What to produce »
Pick out every line with the word "icon" and copy it.
** start Given records **
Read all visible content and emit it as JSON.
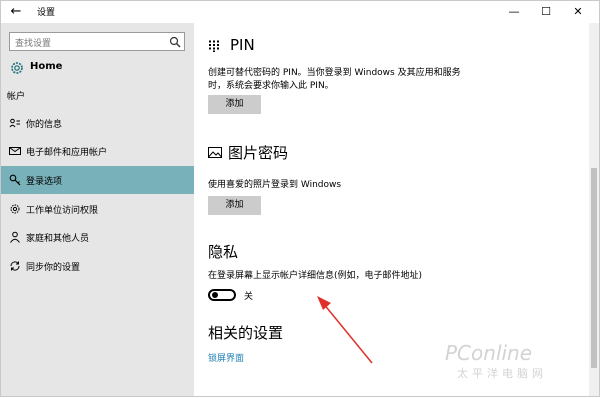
{
  "window": {
    "title": "设置",
    "back_icon": "back-arrow-icon",
    "controls": {
      "minimize": "—",
      "maximize": "☐",
      "close": "✕"
    }
  },
  "sidebar": {
    "search": {
      "placeholder": "查找设置",
      "icon": "search-icon"
    },
    "home": {
      "label": "Home",
      "icon": "gear-icon"
    },
    "section_label": "帐户",
    "items": [
      {
        "label": "你的信息",
        "icon": "person-card-icon",
        "active": false
      },
      {
        "label": "电子邮件和应用帐户",
        "icon": "mail-icon",
        "active": false
      },
      {
        "label": "登录选项",
        "icon": "key-icon",
        "active": true
      },
      {
        "label": "工作单位访问权限",
        "icon": "briefcase-icon",
        "active": false
      },
      {
        "label": "家庭和其他人员",
        "icon": "person-icon",
        "active": false
      },
      {
        "label": "同步你的设置",
        "icon": "sync-icon",
        "active": false
      }
    ]
  },
  "main": {
    "pin": {
      "title": "PIN",
      "desc_line1": "创建可替代密码的 PIN。当你登录到 Windows 及其应用和服务",
      "desc_line2": "时，系统会要求你输入此 PIN。",
      "button": "添加"
    },
    "picture_password": {
      "title": "图片密码",
      "desc": "使用喜爱的照片登录到 Windows",
      "button": "添加"
    },
    "privacy": {
      "title": "隐私",
      "desc": "在登录屏幕上显示帐户详细信息(例如，电子邮件地址)",
      "toggle_state": "关",
      "toggle_on": false
    },
    "related": {
      "title": "相关的设置",
      "link": "锁屏界面"
    }
  },
  "watermark": {
    "main": "PConline",
    "sub": "太平洋电脑网"
  },
  "colors": {
    "sidebar_bg": "#e6e6e6",
    "active_item_bg": "#78b1b9",
    "button_bg": "#cccccc",
    "link": "#1f7fb3",
    "annotation_arrow": "#e0302a"
  }
}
** end Given records **
Solution »
    "back_icon": "back-arrow-icon",
      "icon": "search-icon"
      "icon": "gear-icon"
        "icon": "person-card-icon",
        "icon": "mail-icon",
        "icon": "key-icon",
        "icon": "briefcase-icon",
        "icon": "person-icon",
        "icon": "sync-icon",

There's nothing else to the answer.